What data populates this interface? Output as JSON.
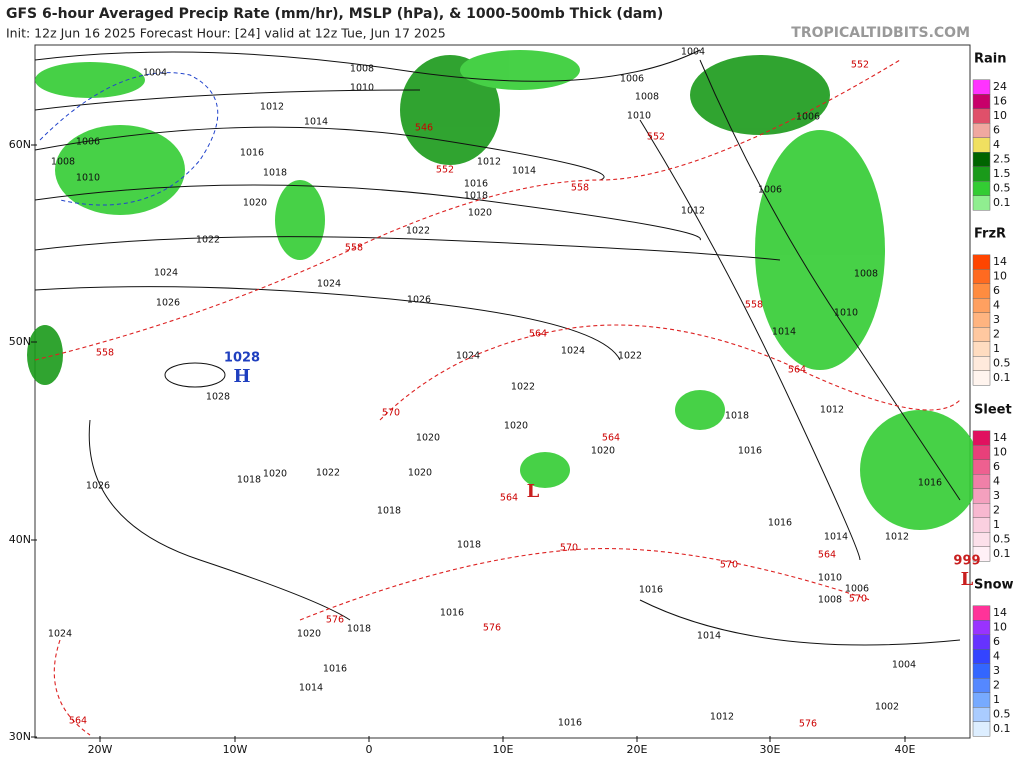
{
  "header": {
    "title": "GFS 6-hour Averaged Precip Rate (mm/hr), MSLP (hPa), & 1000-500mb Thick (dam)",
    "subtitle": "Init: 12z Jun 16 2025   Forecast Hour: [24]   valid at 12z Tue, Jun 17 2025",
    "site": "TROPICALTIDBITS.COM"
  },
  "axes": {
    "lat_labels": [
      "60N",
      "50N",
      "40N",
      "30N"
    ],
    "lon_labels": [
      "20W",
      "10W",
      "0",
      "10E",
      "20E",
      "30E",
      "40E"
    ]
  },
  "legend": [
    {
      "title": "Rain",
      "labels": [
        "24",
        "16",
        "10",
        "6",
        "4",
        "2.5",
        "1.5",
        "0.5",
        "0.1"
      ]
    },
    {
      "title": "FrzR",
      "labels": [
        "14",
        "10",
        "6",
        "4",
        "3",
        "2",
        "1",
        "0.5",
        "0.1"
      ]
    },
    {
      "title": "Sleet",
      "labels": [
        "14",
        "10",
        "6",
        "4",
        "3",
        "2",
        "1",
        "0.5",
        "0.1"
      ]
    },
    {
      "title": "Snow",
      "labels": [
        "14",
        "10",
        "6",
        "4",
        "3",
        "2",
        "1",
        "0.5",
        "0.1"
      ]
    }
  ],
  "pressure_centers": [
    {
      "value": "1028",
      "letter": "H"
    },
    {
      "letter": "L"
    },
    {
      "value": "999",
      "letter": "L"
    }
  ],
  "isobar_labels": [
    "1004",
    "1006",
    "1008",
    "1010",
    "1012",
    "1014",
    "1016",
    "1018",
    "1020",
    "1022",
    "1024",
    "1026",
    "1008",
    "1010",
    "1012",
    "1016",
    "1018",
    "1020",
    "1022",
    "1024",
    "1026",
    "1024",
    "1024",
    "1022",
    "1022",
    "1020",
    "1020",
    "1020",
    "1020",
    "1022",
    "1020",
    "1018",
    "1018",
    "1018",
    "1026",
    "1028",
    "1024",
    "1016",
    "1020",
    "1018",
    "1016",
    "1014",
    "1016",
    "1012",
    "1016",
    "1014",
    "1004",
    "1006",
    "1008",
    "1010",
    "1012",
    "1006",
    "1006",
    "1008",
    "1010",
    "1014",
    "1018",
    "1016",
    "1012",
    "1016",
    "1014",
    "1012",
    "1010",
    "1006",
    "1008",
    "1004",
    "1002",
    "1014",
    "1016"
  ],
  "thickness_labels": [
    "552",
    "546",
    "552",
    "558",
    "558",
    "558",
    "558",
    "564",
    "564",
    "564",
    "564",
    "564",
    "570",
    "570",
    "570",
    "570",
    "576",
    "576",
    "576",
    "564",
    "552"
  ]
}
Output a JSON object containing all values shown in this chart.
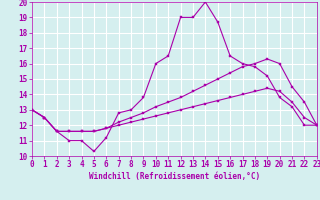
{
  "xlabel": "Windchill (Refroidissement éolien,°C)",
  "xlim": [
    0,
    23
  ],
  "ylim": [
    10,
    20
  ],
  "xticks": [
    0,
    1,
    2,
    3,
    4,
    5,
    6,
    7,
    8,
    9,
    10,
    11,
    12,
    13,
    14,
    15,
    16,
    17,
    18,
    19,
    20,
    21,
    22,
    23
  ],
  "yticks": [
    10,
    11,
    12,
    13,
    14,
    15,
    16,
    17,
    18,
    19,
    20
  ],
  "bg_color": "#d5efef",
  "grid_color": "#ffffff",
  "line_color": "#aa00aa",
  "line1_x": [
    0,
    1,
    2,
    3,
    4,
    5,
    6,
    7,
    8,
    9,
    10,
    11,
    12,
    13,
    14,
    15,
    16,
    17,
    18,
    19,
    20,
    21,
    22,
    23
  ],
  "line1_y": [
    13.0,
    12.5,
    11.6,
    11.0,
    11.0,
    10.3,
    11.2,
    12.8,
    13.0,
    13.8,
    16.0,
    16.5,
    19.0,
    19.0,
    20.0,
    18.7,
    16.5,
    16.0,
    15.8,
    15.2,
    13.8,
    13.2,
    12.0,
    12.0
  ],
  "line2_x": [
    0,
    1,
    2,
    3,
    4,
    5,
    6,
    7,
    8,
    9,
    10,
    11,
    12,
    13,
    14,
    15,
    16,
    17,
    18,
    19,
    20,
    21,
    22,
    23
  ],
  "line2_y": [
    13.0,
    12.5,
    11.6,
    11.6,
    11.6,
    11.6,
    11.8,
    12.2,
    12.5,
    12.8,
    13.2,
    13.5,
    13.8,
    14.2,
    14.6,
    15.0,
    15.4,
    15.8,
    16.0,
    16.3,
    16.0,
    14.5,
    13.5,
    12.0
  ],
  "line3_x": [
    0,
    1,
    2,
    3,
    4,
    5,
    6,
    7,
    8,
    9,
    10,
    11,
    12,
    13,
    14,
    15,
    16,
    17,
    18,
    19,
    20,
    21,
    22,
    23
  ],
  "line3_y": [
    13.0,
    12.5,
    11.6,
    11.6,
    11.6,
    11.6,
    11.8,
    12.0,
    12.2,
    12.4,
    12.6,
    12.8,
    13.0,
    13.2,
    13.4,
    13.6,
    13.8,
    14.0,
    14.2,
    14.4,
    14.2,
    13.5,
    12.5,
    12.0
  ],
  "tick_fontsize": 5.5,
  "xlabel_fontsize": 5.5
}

════════════════════

_Your objective_
The listing above must be printed again exactly, minus its pictures.

_Solution_
What data populates this interface? Output as JSON.
{
  "header": {
    "title": "GFS 6-hour Averaged Precip Rate (mm/hr), MSLP (hPa), & 1000-500mb Thick (dam)",
    "subtitle": "Init: 12z Jun 16 2025   Forecast Hour: [24]   valid at 12z Tue, Jun 17 2025",
    "site": "TROPICALTIDBITS.COM"
  },
  "axes": {
    "lat_labels": [
      "60N",
      "50N",
      "40N",
      "30N"
    ],
    "lon_labels": [
      "20W",
      "10W",
      "0",
      "10E",
      "20E",
      "30E",
      "40E"
    ]
  },
  "legend": [
    {
      "title": "Rain",
      "labels": [
        "24",
        "16",
        "10",
        "6",
        "4",
        "2.5",
        "1.5",
        "0.5",
        "0.1"
      ]
    },
    {
      "title": "FrzR",
      "labels": [
        "14",
        "10",
        "6",
        "4",
        "3",
        "2",
        "1",
        "0.5",
        "0.1"
      ]
    },
    {
      "title": "Sleet",
      "labels": [
        "14",
        "10",
        "6",
        "4",
        "3",
        "2",
        "1",
        "0.5",
        "0.1"
      ]
    },
    {
      "title": "Snow",
      "labels": [
        "14",
        "10",
        "6",
        "4",
        "3",
        "2",
        "1",
        "0.5",
        "0.1"
      ]
    }
  ],
  "pressure_centers": [
    {
      "value": "1028",
      "letter": "H"
    },
    {
      "letter": "L"
    },
    {
      "value": "999",
      "letter": "L"
    }
  ],
  "isobar_labels": [
    "1004",
    "1006",
    "1008",
    "1010",
    "1012",
    "1014",
    "1016",
    "1018",
    "1020",
    "1022",
    "1024",
    "1026",
    "1008",
    "1010",
    "1012",
    "1016",
    "1018",
    "1020",
    "1022",
    "1024",
    "1026",
    "1024",
    "1024",
    "1022",
    "1022",
    "1020",
    "1020",
    "1020",
    "1020",
    "1022",
    "1020",
    "1018",
    "1018",
    "1018",
    "1026",
    "1028",
    "1024",
    "1016",
    "1020",
    "1018",
    "1016",
    "1014",
    "1016",
    "1012",
    "1016",
    "1014",
    "1004",
    "1006",
    "1008",
    "1010",
    "1012",
    "1006",
    "1006",
    "1008",
    "1010",
    "1014",
    "1018",
    "1016",
    "1012",
    "1016",
    "1014",
    "1012",
    "1010",
    "1006",
    "1008",
    "1004",
    "1002",
    "1014",
    "1016"
  ],
  "thickness_labels": [
    "552",
    "546",
    "552",
    "558",
    "558",
    "558",
    "558",
    "564",
    "564",
    "564",
    "564",
    "564",
    "570",
    "570",
    "570",
    "570",
    "576",
    "576",
    "576",
    "564",
    "552"
  ]
}
Output a JSON object containing all values shown in this chart.
{
  "xlabel": "Windchill (Refroidissement éolien,°C)",
  "xlim": [
    0,
    23
  ],
  "ylim": [
    10,
    20
  ],
  "xticks": [
    0,
    1,
    2,
    3,
    4,
    5,
    6,
    7,
    8,
    9,
    10,
    11,
    12,
    13,
    14,
    15,
    16,
    17,
    18,
    19,
    20,
    21,
    22,
    23
  ],
  "yticks": [
    10,
    11,
    12,
    13,
    14,
    15,
    16,
    17,
    18,
    19,
    20
  ],
  "bg_color": "#d5efef",
  "grid_color": "#ffffff",
  "line_color": "#aa00aa",
  "line1_x": [
    0,
    1,
    2,
    3,
    4,
    5,
    6,
    7,
    8,
    9,
    10,
    11,
    12,
    13,
    14,
    15,
    16,
    17,
    18,
    19,
    20,
    21,
    22,
    23
  ],
  "line1_y": [
    13.0,
    12.5,
    11.6,
    11.0,
    11.0,
    10.3,
    11.2,
    12.8,
    13.0,
    13.8,
    16.0,
    16.5,
    19.0,
    19.0,
    20.0,
    18.7,
    16.5,
    16.0,
    15.8,
    15.2,
    13.8,
    13.2,
    12.0,
    12.0
  ],
  "line2_x": [
    0,
    1,
    2,
    3,
    4,
    5,
    6,
    7,
    8,
    9,
    10,
    11,
    12,
    13,
    14,
    15,
    16,
    17,
    18,
    19,
    20,
    21,
    22,
    23
  ],
  "line2_y": [
    13.0,
    12.5,
    11.6,
    11.6,
    11.6,
    11.6,
    11.8,
    12.2,
    12.5,
    12.8,
    13.2,
    13.5,
    13.8,
    14.2,
    14.6,
    15.0,
    15.4,
    15.8,
    16.0,
    16.3,
    16.0,
    14.5,
    13.5,
    12.0
  ],
  "line3_x": [
    0,
    1,
    2,
    3,
    4,
    5,
    6,
    7,
    8,
    9,
    10,
    11,
    12,
    13,
    14,
    15,
    16,
    17,
    18,
    19,
    20,
    21,
    22,
    23
  ],
  "line3_y": [
    13.0,
    12.5,
    11.6,
    11.6,
    11.6,
    11.6,
    11.8,
    12.0,
    12.2,
    12.4,
    12.6,
    12.8,
    13.0,
    13.2,
    13.4,
    13.6,
    13.8,
    14.0,
    14.2,
    14.4,
    14.2,
    13.5,
    12.5,
    12.0
  ],
  "tick_fontsize": 5.5,
  "xlabel_fontsize": 5.5
}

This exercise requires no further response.